▶ **TO DO**: Copy the data precisely, keeping every character.

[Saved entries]
------------

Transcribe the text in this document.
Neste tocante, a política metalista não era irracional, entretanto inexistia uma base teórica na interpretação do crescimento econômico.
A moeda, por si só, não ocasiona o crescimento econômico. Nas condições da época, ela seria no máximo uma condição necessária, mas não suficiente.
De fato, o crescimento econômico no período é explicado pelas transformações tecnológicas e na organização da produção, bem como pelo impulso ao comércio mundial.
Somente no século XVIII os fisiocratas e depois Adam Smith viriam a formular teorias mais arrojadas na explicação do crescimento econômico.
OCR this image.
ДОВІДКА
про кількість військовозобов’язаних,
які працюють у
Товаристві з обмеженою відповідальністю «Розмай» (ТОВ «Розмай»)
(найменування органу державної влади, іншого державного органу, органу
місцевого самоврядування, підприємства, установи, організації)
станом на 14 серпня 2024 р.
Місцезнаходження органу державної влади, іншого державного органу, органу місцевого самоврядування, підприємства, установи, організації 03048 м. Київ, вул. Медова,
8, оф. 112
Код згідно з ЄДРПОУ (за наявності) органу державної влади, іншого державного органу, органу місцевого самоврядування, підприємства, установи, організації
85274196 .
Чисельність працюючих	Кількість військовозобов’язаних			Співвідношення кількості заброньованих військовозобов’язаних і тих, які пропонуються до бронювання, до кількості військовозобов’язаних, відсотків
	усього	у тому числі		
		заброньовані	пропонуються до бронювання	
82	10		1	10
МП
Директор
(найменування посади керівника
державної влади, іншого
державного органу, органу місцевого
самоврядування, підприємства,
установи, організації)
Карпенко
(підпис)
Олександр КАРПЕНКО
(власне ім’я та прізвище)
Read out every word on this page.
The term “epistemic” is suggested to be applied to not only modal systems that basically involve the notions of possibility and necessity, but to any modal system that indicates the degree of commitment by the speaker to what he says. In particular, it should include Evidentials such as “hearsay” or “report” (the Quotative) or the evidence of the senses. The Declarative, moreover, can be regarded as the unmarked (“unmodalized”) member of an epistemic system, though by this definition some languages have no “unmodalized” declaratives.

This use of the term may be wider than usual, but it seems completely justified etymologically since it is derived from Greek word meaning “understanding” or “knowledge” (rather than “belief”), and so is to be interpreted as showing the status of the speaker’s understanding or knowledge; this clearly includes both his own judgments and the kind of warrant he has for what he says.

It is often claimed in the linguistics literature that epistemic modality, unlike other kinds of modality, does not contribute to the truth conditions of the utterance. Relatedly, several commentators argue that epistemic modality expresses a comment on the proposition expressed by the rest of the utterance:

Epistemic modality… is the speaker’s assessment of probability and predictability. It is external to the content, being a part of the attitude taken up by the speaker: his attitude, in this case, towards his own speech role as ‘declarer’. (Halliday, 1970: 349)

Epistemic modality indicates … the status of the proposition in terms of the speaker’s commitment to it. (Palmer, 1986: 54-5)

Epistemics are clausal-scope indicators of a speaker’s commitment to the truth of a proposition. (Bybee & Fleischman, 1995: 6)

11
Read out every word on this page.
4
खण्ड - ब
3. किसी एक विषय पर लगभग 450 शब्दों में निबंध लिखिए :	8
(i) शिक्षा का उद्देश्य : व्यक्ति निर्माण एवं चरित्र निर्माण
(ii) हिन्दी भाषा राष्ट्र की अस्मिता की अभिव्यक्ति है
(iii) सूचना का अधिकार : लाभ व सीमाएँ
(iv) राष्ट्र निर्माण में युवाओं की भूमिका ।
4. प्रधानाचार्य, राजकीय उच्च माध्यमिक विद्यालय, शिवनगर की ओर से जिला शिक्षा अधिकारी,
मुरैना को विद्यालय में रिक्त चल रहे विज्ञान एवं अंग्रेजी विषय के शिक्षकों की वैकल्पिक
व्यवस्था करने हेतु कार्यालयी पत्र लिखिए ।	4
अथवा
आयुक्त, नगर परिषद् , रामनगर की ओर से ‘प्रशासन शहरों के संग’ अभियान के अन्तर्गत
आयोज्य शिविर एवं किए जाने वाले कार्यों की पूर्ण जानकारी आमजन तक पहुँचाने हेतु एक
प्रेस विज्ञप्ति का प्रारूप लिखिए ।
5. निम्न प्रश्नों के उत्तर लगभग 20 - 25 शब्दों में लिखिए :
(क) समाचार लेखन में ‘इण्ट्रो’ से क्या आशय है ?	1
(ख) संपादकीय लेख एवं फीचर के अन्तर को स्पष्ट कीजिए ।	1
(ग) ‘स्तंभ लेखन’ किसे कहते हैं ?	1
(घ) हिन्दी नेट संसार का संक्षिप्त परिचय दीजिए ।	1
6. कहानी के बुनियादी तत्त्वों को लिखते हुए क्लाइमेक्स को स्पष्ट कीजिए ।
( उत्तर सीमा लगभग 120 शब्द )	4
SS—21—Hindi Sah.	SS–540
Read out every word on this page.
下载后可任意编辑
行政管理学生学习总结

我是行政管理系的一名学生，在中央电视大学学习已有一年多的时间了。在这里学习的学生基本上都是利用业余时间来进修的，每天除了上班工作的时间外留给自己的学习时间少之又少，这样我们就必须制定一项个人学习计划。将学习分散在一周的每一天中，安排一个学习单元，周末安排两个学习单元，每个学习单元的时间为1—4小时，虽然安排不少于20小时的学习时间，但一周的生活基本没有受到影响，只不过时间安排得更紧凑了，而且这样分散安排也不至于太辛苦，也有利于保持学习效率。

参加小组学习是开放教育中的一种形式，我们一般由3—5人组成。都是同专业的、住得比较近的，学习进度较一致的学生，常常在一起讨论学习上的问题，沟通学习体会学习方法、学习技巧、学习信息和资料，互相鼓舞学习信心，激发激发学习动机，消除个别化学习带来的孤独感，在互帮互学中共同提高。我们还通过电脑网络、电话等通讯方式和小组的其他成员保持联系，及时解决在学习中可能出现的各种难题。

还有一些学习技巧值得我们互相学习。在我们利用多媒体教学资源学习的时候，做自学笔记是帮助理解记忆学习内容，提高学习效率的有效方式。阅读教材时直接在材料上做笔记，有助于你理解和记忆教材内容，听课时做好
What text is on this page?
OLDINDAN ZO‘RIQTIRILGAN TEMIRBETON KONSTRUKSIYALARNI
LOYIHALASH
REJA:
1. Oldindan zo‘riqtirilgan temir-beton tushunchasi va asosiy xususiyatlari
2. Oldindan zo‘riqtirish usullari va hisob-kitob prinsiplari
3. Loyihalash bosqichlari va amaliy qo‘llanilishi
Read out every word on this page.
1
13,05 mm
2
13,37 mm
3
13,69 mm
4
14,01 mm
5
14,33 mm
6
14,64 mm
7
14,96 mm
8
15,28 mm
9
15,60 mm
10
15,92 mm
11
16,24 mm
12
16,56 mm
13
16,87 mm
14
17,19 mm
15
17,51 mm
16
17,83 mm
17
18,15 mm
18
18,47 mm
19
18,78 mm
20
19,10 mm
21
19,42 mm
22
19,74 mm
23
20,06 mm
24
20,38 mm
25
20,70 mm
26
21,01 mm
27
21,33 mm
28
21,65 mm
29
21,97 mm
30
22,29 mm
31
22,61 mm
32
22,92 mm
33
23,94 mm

------------

▶ **RESULT OF THE TASK**:
Transcribe the text in this document.
Neste tocante, a política metalista não era irracional, entretanto inexistia uma base teórica na interpretação do crescimento econômico.
A moeda, por si só, não ocasiona o crescimento econômico. Nas condições da época, ela seria no máximo uma condição necessária, mas não suficiente.
De fato, o crescimento econômico no período é explicado pelas transformações tecnológicas e na organização da produção, bem como pelo impulso ao comércio mundial.
Somente no século XVIII os fisiocratas e depois Adam Smith viriam a formular teorias mais arrojadas na explicação do crescimento econômico.
OCR this image.
ДОВІДКА
про кількість військовозобов’язаних,
які працюють у
Товаристві з обмеженою відповідальністю «Розмай» (ТОВ «Розмай»)
(найменування органу державної влади, іншого державного органу, органу
місцевого самоврядування, підприємства, установи, організації)
станом на 14 серпня 2024 р.
Місцезнаходження органу державної влади, іншого державного органу, органу місцевого самоврядування, підприємства, установи, організації 03048 м. Київ, вул. Медова,
8, оф. 112
Код згідно з ЄДРПОУ (за наявності) органу державної влади, іншого державного органу, органу місцевого самоврядування, підприємства, установи, організації
85274196 .
Чисельність працюючих	Кількість військовозобов’язаних			Співвідношення кількості заброньованих військовозобов’язаних і тих, які пропонуються до бронювання, до кількості військовозобов’язаних, відсотків
	усього	у тому числі		
		заброньовані	пропонуються до бронювання	
82	10		1	10
МП
Директор
(найменування посади керівника
державної влади, іншого
державного органу, органу місцевого
самоврядування, підприємства,
установи, організації)
Карпенко
(підпис)
Олександр КАРПЕНКО
(власне ім’я та прізвище)
Read out every word on this page.
The term “epistemic” is suggested to be applied to not only modal systems that basically involve the notions of possibility and necessity, but to any modal system that indicates the degree of commitment by the speaker to what he says. In particular, it should include Evidentials such as “hearsay” or “report” (the Quotative) or the evidence of the senses. The Declarative, moreover, can be regarded as the unmarked (“unmodalized”) member of an epistemic system, though by this definition some languages have no “unmodalized” declaratives.

This use of the term may be wider than usual, but it seems completely justified etymologically since it is derived from Greek word meaning “understanding” or “knowledge” (rather than “belief”), and so is to be interpreted as showing the status of the speaker’s understanding or knowledge; this clearly includes both his own judgments and the kind of warrant he has for what he says.

It is often claimed in the linguistics literature that epistemic modality, unlike other kinds of modality, does not contribute to the truth conditions of the utterance. Relatedly, several commentators argue that epistemic modality expresses a comment on the proposition expressed by the rest of the utterance:

Epistemic modality… is the speaker’s assessment of probability and predictability. It is external to the content, being a part of the attitude taken up by the speaker: his attitude, in this case, towards his own speech role as ‘declarer’. (Halliday, 1970: 349)

Epistemic modality indicates … the status of the proposition in terms of the speaker’s commitment to it. (Palmer, 1986: 54-5)

Epistemics are clausal-scope indicators of a speaker’s commitment to the truth of a proposition. (Bybee & Fleischman, 1995: 6)

11
Read out every word on this page.
4
खण्ड - ब
3. किसी एक विषय पर लगभग 450 शब्दों में निबंध लिखिए :	8
(i) शिक्षा का उद्देश्य : व्यक्ति निर्माण एवं चरित्र निर्माण
(ii) हिन्दी भाषा राष्ट्र की अस्मिता की अभिव्यक्ति है
(iii) सूचना का अधिकार : लाभ व सीमाएँ
(iv) राष्ट्र निर्माण में युवाओं की भूमिका ।
4. प्रधानाचार्य, राजकीय उच्च माध्यमिक विद्यालय, शिवनगर की ओर से जिला शिक्षा अधिकारी,
मुरैना को विद्यालय में रिक्त चल रहे विज्ञान एवं अंग्रेजी विषय के शिक्षकों की वैकल्पिक
व्यवस्था करने हेतु कार्यालयी पत्र लिखिए ।	4
अथवा
आयुक्त, नगर परिषद् , रामनगर की ओर से ‘प्रशासन शहरों के संग’ अभियान के अन्तर्गत
आयोज्य शिविर एवं किए जाने वाले कार्यों की पूर्ण जानकारी आमजन तक पहुँचाने हेतु एक
प्रेस विज्ञप्ति का प्रारूप लिखिए ।
5. निम्न प्रश्नों के उत्तर लगभग 20 - 25 शब्दों में लिखिए :
(क) समाचार लेखन में ‘इण्ट्रो’ से क्या आशय है ?	1
(ख) संपादकीय लेख एवं फीचर के अन्तर को स्पष्ट कीजिए ।	1
(ग) ‘स्तंभ लेखन’ किसे कहते हैं ?	1
(घ) हिन्दी नेट संसार का संक्षिप्त परिचय दीजिए ।	1
6. कहानी के बुनियादी तत्त्वों को लिखते हुए क्लाइमेक्स को स्पष्ट कीजिए ।
( उत्तर सीमा लगभग 120 शब्द )	4
SS—21—Hindi Sah.	SS–540
Read out every word on this page.
下载后可任意编辑
行政管理学生学习总结

我是行政管理系的一名学生，在中央电视大学学习已有一年多的时间了。在这里学习的学生基本上都是利用业余时间来进修的，每天除了上班工作的时间外留给自己的学习时间少之又少，这样我们就必须制定一项个人学习计划。将学习分散在一周的每一天中，安排一个学习单元，周末安排两个学习单元，每个学习单元的时间为1—4小时，虽然安排不少于20小时的学习时间，但一周的生活基本没有受到影响，只不过时间安排得更紧凑了，而且这样分散安排也不至于太辛苦，也有利于保持学习效率。

参加小组学习是开放教育中的一种形式，我们一般由3—5人组成。都是同专业的、住得比较近的，学习进度较一致的学生，常常在一起讨论学习上的问题，沟通学习体会学习方法、学习技巧、学习信息和资料，互相鼓舞学习信心，激发激发学习动机，消除个别化学习带来的孤独感，在互帮互学中共同提高。我们还通过电脑网络、电话等通讯方式和小组的其他成员保持联系，及时解决在学习中可能出现的各种难题。

还有一些学习技巧值得我们互相学习。在我们利用多媒体教学资源学习的时候，做自学笔记是帮助理解记忆学习内容，提高学习效率的有效方式。阅读教材时直接在材料上做笔记，有助于你理解和记忆教材内容，听课时做好
What text is on this page?
OLDINDAN ZO‘RIQTIRILGAN TEMIRBETON KONSTRUKSIYALARNI
LOYIHALASH
REJA:
1. Oldindan zo‘riqtirilgan temir-beton tushunchasi va asosiy xususiyatlari
2. Oldindan zo‘riqtirish usullari va hisob-kitob prinsiplari
3. Loyihalash bosqichlari va amaliy qo‘llanilishi
Read out every word on this page.
1
13,05 mm
2
13,37 mm
3
13,69 mm
4
14,01 mm
5
14,33 mm
6
14,64 mm
7
14,96 mm
8
15,28 mm
9
15,60 mm
10
15,92 mm
11
16,24 mm
12
16,56 mm
13
16,87 mm
14
17,19 mm
15
17,51 mm
16
17,83 mm
17
18,15 mm
18
18,47 mm
19
18,78 mm
20
19,10 mm
21
19,42 mm
22
19,74 mm
23
20,06 mm
24
20,38 mm
25
20,70 mm
26
21,01 mm
27
21,33 mm
28
21,65 mm
29
21,97 mm
30
22,29 mm
31
22,61 mm
32
22,92 mm
33
23,94 mm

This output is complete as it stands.